__RECORDS SHOWN__:

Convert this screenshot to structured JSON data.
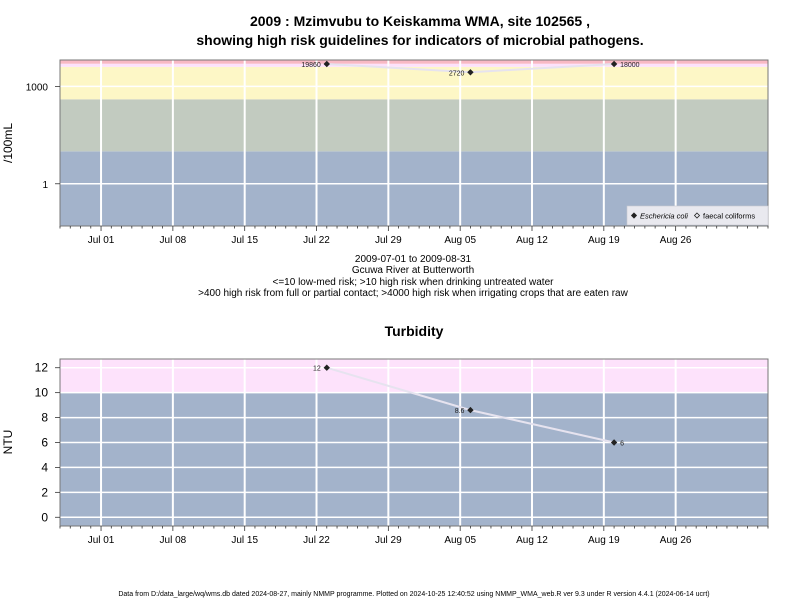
{
  "page": {
    "title_line1": "2009 : Mzimvubu to Keiskamma WMA, site 102565 ,",
    "title_line2": "showing high risk guidelines for indicators of microbial pathogens.",
    "caption_lines": [
      "2009-07-01 to 2009-08-31",
      "Gcuwa River at Butterworth",
      "<=10 low-med risk; >10 high risk when drinking untreated water",
      ">400 high risk from full or partial contact; >4000 high risk when irrigating crops that are eaten raw"
    ],
    "footer": "Data from D:/data_large/wq/wms.db dated 2024-08-27, mainly NMMP programme. Plotted on 2024-10-25 12:40:52 using NMMP_WMA_web.R ver 9.3 under R version 4.4.1 (2024-06-14 ucrt)"
  },
  "colors": {
    "band_blue": "#a3b3cb",
    "band_grey": "#c2cbc0",
    "band_yellow": "#fdf7c6",
    "band_pink": "#fde2fb",
    "band_red": "#f8b9c4",
    "line": "#e6e3ef",
    "marker": "#222222",
    "grid": "#ffffff"
  },
  "chart_data": [
    {
      "type": "line",
      "title": "",
      "xlabel": "",
      "ylabel": "/100mL",
      "yscale": "log",
      "ylim": [
        0.05,
        6500
      ],
      "xlim": [
        "2009-06-27",
        "2009-09-04"
      ],
      "x_ticks": [
        "Jul 01",
        "Jul 08",
        "Jul 15",
        "Jul 22",
        "Jul 29",
        "Aug 05",
        "Aug 12",
        "Aug 19",
        "Aug 26"
      ],
      "x_tick_dates": [
        "2009-07-01",
        "2009-07-08",
        "2009-07-15",
        "2009-07-22",
        "2009-07-29",
        "2009-08-05",
        "2009-08-12",
        "2009-08-19",
        "2009-08-26"
      ],
      "y_ticks": [
        1,
        1000
      ],
      "y_tick_labels": [
        "1",
        "1000"
      ],
      "bands": [
        {
          "from": 0.05,
          "to": 10,
          "color": "band_blue"
        },
        {
          "from": 10,
          "to": 400,
          "color": "band_grey"
        },
        {
          "from": 400,
          "to": 4000,
          "color": "band_yellow"
        },
        {
          "from": 4000,
          "to": 5000,
          "color": "band_pink"
        },
        {
          "from": 5000,
          "to": 6500,
          "color": "band_red"
        }
      ],
      "series": [
        {
          "name": "Eschericia coli",
          "x": [
            "2009-07-23",
            "2009-08-06",
            "2009-08-20"
          ],
          "y": [
            19860,
            2720,
            18000
          ],
          "labels": [
            "19860",
            "2720",
            "18000"
          ],
          "marker": "filled-diamond"
        }
      ],
      "legend": {
        "position": "bottom-right",
        "items": [
          {
            "label": "Eschericia coli",
            "marker": "filled-diamond",
            "italic": true
          },
          {
            "label": "faecal coliforms",
            "marker": "open-diamond",
            "italic": false
          }
        ]
      },
      "grid": true
    },
    {
      "type": "line",
      "title": "Turbidity",
      "xlabel": "",
      "ylabel": "NTU",
      "ylim": [
        -0.7,
        12.7
      ],
      "xlim": [
        "2009-06-27",
        "2009-09-04"
      ],
      "x_ticks": [
        "Jul 01",
        "Jul 08",
        "Jul 15",
        "Jul 22",
        "Jul 29",
        "Aug 05",
        "Aug 12",
        "Aug 19",
        "Aug 26"
      ],
      "x_tick_dates": [
        "2009-07-01",
        "2009-07-08",
        "2009-07-15",
        "2009-07-22",
        "2009-07-29",
        "2009-08-05",
        "2009-08-12",
        "2009-08-19",
        "2009-08-26"
      ],
      "y_ticks": [
        0,
        2,
        4,
        6,
        8,
        10,
        12
      ],
      "y_tick_labels": [
        "0",
        "2",
        "4",
        "6",
        "8",
        "10",
        "12"
      ],
      "bands": [
        {
          "from": -0.7,
          "to": 10,
          "color": "band_blue"
        },
        {
          "from": 10,
          "to": 12.7,
          "color": "band_pink"
        }
      ],
      "series": [
        {
          "name": "",
          "x": [
            "2009-07-23",
            "2009-08-06",
            "2009-08-20"
          ],
          "y": [
            12,
            8.6,
            6
          ],
          "labels": [
            "12",
            "8.6",
            "6"
          ],
          "marker": "filled-diamond"
        }
      ],
      "grid": true
    }
  ]
}
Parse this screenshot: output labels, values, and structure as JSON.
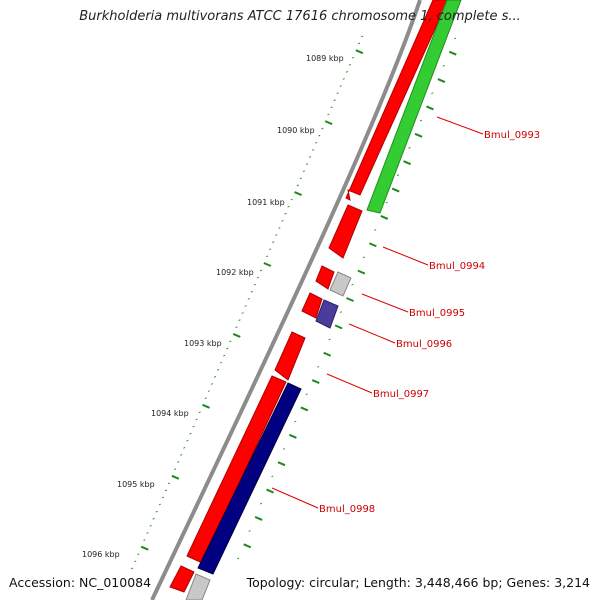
{
  "title": "Burkholderia multivorans ATCC 17616 chromosome 1, complete s...",
  "footer": {
    "accession": "Accession: NC_010084",
    "summary": "Topology: circular; Length: 3,448,466 bp; Genes: 3,214"
  },
  "scale_labels": [
    "1089 kbp",
    "1090 kbp",
    "1091 kbp",
    "1092 kbp",
    "1093 kbp",
    "1094 kbp",
    "1095 kbp",
    "1096 kbp"
  ],
  "gene_labels": [
    "Bmul_0993",
    "Bmul_0994",
    "Bmul_0995",
    "Bmul_0996",
    "Bmul_0997",
    "Bmul_0998"
  ],
  "colors": {
    "background": "#ffffff",
    "backbone": "#8c8c8c",
    "forward_cds": "#ff0000",
    "reverse_green": "#33cc33",
    "reverse_grey": "#c8c8c8",
    "reverse_purple": "#4a3c9a",
    "reverse_navy": "#000080",
    "tick_marks": "#1a8a1a",
    "label_line": "#dd0000",
    "label_text": "#cc0000"
  }
}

__EXERCISE DETAILS__: Only those lines from the one containing "Parse this screenshot: output" to the end of the material above, retyped exactly and without pictures, belong in your reply.

__EXERCISE RESULT__:
Parse this screenshot: output labels, values, and structure as JSON.
{
  "title": "Burkholderia multivorans ATCC 17616 chromosome 1, complete s...",
  "footer": {
    "accession": "Accession: NC_010084",
    "summary": "Topology: circular; Length: 3,448,466 bp; Genes: 3,214"
  },
  "scale_labels": [
    "1089 kbp",
    "1090 kbp",
    "1091 kbp",
    "1092 kbp",
    "1093 kbp",
    "1094 kbp",
    "1095 kbp",
    "1096 kbp"
  ],
  "gene_labels": [
    "Bmul_0993",
    "Bmul_0994",
    "Bmul_0995",
    "Bmul_0996",
    "Bmul_0997",
    "Bmul_0998"
  ],
  "colors": {
    "background": "#ffffff",
    "backbone": "#8c8c8c",
    "forward_cds": "#ff0000",
    "reverse_green": "#33cc33",
    "reverse_grey": "#c8c8c8",
    "reverse_purple": "#4a3c9a",
    "reverse_navy": "#000080",
    "tick_marks": "#1a8a1a",
    "label_line": "#dd0000",
    "label_text": "#cc0000"
  }
}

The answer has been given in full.